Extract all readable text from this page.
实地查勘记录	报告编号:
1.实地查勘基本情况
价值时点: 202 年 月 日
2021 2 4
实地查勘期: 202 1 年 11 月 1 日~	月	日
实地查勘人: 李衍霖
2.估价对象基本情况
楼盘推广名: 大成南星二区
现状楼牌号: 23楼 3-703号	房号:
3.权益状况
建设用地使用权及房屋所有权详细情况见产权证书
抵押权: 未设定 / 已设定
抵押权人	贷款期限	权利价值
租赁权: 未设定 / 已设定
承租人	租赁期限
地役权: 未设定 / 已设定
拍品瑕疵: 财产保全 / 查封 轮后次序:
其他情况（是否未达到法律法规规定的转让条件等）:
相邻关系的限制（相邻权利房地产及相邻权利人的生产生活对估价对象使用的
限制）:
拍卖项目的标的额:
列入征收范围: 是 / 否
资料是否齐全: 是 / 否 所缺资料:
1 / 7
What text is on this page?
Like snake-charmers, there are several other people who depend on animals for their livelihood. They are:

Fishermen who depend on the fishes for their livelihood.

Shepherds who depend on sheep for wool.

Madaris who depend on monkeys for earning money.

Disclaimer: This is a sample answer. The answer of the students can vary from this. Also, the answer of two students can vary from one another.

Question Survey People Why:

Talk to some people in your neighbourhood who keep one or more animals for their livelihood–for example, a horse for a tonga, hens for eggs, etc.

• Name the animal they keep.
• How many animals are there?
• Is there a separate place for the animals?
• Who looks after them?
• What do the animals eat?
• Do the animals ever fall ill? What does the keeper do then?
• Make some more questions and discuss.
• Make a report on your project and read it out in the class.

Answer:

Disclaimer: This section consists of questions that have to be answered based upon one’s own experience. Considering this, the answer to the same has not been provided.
• • •
**Exercise requirements**: Copy out each line exactly as written.

**Exercise output**:
Extract all readable text from this page.
实地查勘记录	报告编号:
1.实地查勘基本情况
价值时点: 202 年 月 日
2021 2 4
实地查勘期: 202 1 年 11 月 1 日~	月	日
实地查勘人: 李衍霖
2.估价对象基本情况
楼盘推广名: 大成南星二区
现状楼牌号: 23楼 3-703号	房号:
3.权益状况
建设用地使用权及房屋所有权详细情况见产权证书
抵押权: 未设定 / 已设定
抵押权人	贷款期限	权利价值
租赁权: 未设定 / 已设定
承租人	租赁期限
地役权: 未设定 / 已设定
拍品瑕疵: 财产保全 / 查封 轮后次序:
其他情况（是否未达到法律法规规定的转让条件等）:
相邻关系的限制（相邻权利房地产及相邻权利人的生产生活对估价对象使用的
限制）:
拍卖项目的标的额:
列入征收范围: 是 / 否
资料是否齐全: 是 / 否 所缺资料:
1 / 7
What text is on this page?
Like snake-charmers, there are several other people who depend on animals for their livelihood. They are:

Fishermen who depend on the fishes for their livelihood.

Shepherds who depend on sheep for wool.

Madaris who depend on monkeys for earning money.

Disclaimer: This is a sample answer. The answer of the students can vary from this. Also, the answer of two students can vary from one another.

Question Survey People Why:

Talk to some people in your neighbourhood who keep one or more animals for their livelihood–for example, a horse for a tonga, hens for eggs, etc.

• Name the animal they keep.
• How many animals are there?
• Is there a separate place for the animals?
• Who looks after them?
• What do the animals eat?
• Do the animals ever fall ill? What does the keeper do then?
• Make some more questions and discuss.
• Make a report on your project and read it out in the class.

Answer:

Disclaimer: This section consists of questions that have to be answered based upon one’s own experience. Considering this, the answer to the same has not been provided.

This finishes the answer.